Some records

════════════════

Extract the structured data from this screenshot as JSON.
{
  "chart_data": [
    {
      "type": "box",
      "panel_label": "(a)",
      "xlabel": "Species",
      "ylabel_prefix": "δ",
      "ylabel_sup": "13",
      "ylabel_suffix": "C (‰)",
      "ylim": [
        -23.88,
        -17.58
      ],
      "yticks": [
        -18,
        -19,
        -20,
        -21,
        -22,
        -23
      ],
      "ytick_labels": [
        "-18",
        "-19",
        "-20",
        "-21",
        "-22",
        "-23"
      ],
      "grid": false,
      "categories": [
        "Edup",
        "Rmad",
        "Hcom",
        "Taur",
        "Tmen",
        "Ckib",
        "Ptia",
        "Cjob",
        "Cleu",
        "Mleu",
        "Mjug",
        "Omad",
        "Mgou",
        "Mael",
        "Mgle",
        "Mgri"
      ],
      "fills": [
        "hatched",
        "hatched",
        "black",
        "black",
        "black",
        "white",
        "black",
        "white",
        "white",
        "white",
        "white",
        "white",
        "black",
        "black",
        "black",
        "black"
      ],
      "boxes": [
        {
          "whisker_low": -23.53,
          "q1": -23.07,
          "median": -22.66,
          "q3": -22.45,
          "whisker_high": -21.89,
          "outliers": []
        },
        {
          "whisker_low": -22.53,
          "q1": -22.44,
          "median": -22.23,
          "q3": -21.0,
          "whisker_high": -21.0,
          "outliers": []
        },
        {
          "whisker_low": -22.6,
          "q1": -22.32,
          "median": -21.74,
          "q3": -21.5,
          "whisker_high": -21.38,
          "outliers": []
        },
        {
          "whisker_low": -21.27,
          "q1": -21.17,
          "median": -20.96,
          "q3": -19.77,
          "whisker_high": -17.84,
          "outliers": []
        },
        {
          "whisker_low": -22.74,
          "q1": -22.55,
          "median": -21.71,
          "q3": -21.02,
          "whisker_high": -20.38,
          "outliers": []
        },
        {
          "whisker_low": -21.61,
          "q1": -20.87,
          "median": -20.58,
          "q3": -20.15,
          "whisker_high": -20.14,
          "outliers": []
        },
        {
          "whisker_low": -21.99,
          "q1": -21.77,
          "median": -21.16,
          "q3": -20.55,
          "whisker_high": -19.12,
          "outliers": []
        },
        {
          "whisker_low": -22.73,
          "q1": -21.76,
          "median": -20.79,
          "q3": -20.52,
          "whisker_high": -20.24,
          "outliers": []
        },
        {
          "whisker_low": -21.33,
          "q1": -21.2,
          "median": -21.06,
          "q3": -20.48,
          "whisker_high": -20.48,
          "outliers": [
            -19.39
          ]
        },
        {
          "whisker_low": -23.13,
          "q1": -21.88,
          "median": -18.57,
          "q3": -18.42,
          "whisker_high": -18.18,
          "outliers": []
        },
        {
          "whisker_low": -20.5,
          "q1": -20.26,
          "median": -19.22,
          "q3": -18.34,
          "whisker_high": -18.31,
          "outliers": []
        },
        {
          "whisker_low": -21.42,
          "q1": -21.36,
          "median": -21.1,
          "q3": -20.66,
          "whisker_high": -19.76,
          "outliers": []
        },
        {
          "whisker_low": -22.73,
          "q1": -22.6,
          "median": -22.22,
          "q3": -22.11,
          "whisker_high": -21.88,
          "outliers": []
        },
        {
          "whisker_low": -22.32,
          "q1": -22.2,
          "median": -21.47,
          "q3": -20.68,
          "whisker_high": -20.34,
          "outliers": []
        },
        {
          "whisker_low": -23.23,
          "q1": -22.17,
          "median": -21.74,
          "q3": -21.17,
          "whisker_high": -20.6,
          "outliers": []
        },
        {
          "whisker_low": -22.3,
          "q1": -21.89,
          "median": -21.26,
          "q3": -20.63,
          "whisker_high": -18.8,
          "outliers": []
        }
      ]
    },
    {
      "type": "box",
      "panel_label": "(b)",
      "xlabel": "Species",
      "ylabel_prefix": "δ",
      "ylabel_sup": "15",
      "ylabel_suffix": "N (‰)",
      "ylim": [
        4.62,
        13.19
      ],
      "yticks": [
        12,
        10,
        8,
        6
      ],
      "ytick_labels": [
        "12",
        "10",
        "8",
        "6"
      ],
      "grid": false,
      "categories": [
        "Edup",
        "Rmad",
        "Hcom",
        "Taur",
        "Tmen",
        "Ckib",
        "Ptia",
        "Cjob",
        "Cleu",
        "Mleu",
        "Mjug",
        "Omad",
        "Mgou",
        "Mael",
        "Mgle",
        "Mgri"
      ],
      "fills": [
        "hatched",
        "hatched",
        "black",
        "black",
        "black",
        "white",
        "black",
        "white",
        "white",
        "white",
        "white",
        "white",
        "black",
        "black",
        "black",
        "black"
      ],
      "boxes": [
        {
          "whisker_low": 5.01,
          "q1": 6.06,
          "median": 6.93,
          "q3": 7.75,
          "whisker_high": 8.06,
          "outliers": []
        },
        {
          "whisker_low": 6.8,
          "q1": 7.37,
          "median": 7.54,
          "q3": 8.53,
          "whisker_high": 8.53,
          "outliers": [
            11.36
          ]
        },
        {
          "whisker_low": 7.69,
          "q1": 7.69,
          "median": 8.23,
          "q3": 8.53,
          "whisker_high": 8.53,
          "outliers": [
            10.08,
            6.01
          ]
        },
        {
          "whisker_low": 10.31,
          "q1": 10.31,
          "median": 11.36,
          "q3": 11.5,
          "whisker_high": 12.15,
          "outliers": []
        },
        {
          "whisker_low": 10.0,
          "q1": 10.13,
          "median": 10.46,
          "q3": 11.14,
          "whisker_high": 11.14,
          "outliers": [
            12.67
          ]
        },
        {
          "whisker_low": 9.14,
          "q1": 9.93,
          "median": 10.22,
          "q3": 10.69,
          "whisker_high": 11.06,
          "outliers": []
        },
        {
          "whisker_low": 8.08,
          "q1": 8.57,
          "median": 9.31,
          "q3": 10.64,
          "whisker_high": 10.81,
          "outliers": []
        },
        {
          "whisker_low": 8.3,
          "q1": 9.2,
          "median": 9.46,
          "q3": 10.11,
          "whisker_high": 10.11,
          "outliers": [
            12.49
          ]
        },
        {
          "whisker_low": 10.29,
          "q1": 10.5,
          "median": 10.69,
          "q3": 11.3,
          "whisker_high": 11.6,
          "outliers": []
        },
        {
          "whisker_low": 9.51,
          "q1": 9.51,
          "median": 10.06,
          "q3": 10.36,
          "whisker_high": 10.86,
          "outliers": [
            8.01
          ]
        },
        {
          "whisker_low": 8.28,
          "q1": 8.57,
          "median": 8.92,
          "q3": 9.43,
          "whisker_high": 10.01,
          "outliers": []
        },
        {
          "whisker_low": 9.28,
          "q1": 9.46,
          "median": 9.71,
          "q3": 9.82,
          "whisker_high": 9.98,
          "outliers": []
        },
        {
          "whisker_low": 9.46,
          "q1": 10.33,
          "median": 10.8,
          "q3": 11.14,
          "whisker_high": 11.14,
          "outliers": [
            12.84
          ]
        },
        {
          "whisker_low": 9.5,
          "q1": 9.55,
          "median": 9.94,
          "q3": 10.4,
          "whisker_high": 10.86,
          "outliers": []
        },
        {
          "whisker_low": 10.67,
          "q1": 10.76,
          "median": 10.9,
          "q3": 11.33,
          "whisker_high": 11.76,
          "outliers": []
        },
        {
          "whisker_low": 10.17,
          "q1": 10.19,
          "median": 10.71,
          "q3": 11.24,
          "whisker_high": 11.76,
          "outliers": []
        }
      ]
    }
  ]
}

════════════════

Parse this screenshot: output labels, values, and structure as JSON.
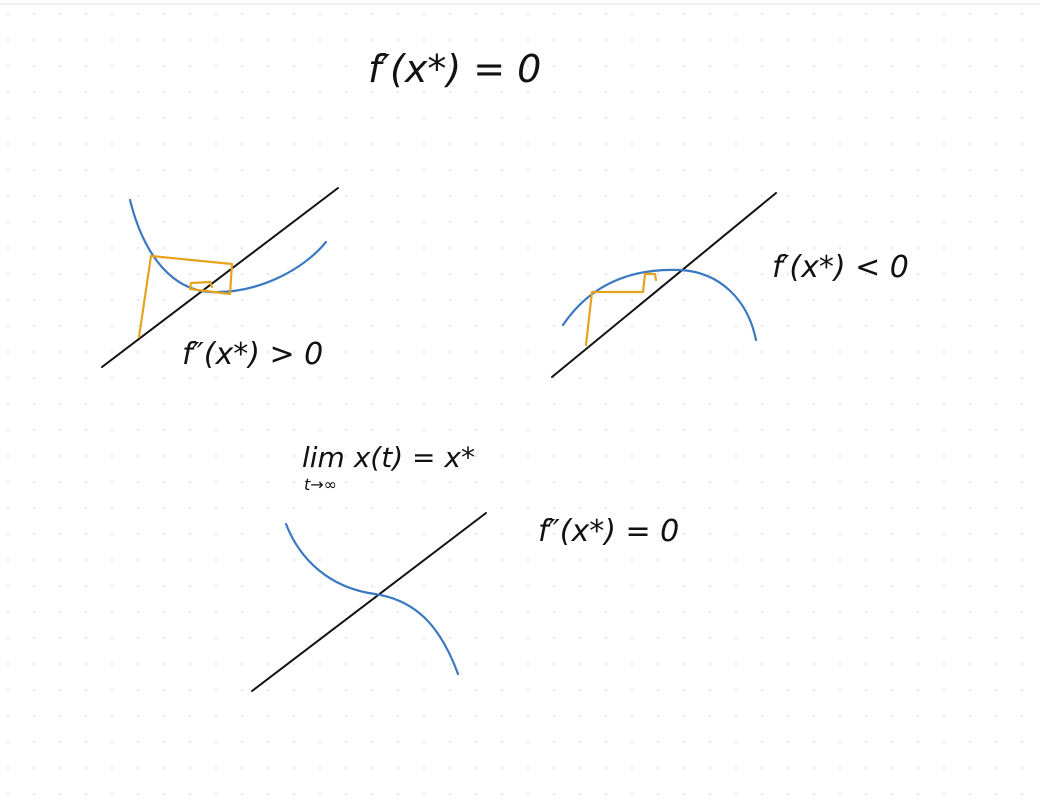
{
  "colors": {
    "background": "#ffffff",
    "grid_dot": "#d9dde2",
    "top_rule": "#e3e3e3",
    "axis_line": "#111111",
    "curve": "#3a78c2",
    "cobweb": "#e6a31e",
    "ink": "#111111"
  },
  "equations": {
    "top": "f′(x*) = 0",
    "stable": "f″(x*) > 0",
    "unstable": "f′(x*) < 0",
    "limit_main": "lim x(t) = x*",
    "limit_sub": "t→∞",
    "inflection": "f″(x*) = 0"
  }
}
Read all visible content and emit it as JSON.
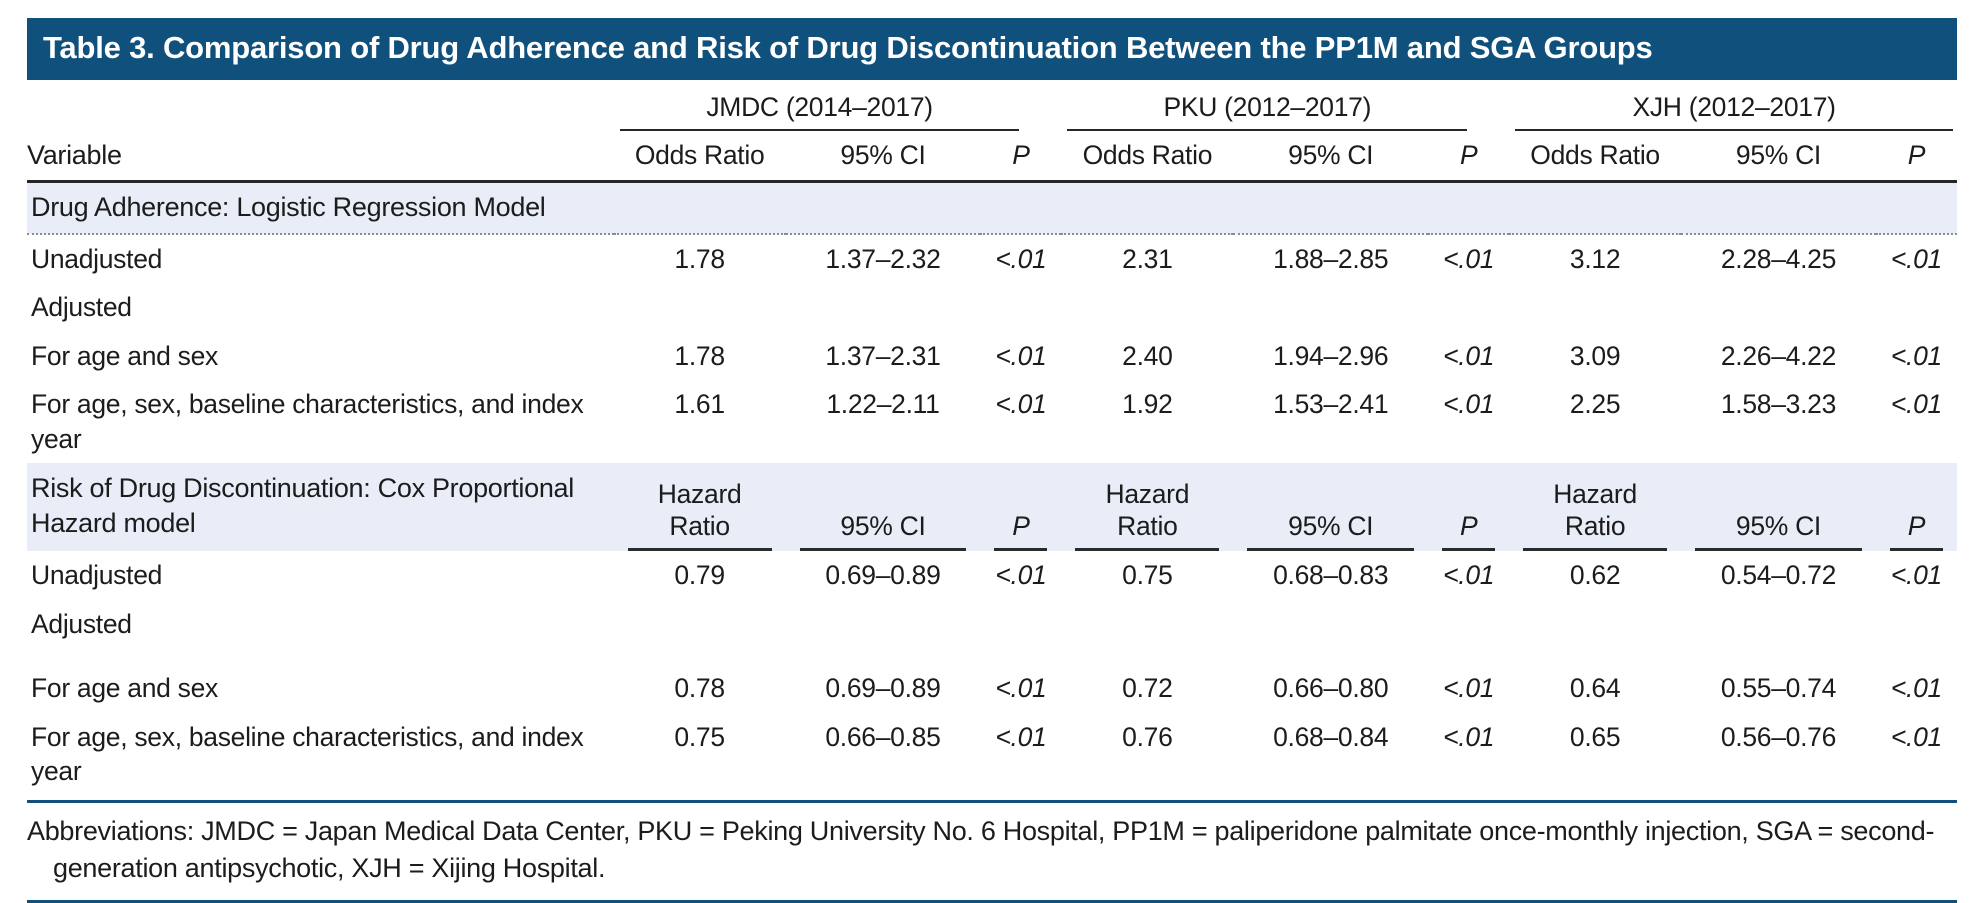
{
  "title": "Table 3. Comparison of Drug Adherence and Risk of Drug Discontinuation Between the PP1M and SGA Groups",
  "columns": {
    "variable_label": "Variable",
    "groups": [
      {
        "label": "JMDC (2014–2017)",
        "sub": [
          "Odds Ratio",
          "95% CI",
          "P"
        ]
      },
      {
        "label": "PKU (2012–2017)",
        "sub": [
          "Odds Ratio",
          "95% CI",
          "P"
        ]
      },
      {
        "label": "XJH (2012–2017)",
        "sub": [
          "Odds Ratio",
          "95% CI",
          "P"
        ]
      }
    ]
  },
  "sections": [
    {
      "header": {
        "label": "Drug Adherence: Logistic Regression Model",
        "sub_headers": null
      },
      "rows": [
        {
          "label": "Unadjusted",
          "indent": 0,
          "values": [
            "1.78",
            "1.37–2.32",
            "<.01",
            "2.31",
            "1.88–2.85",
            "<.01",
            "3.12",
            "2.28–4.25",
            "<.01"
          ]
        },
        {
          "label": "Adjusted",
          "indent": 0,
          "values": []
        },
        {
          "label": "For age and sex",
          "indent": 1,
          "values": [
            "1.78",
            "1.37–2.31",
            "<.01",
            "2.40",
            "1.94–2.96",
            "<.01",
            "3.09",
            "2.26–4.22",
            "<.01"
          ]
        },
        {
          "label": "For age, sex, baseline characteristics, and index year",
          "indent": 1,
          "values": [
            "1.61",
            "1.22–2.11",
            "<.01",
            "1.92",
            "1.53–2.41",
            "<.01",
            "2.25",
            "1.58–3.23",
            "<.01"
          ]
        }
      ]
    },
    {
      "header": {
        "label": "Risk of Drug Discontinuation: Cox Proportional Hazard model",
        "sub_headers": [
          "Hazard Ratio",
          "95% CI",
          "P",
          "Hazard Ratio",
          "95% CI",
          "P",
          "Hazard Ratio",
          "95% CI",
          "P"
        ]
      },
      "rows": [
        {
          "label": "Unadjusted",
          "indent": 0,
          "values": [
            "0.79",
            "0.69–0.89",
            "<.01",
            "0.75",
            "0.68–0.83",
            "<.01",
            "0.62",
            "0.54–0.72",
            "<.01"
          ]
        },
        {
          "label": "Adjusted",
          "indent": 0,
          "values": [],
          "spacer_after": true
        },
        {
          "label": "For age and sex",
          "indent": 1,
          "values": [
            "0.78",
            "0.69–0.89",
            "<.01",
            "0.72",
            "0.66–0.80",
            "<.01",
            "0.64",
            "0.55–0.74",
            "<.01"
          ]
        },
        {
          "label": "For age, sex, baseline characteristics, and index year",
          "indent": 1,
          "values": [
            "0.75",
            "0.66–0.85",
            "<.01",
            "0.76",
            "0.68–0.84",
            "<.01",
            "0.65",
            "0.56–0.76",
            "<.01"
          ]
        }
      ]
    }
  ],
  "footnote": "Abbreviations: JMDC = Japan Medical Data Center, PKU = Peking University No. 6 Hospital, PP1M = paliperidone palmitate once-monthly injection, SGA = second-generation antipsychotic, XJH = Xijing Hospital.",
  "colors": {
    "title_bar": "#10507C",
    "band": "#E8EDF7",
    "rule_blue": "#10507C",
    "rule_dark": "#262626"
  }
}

════════════════

## REQUIRED TASK
Reply with only the number of lines in the entries that contain the word "Drug".

## EXERCISE OUTPUT
3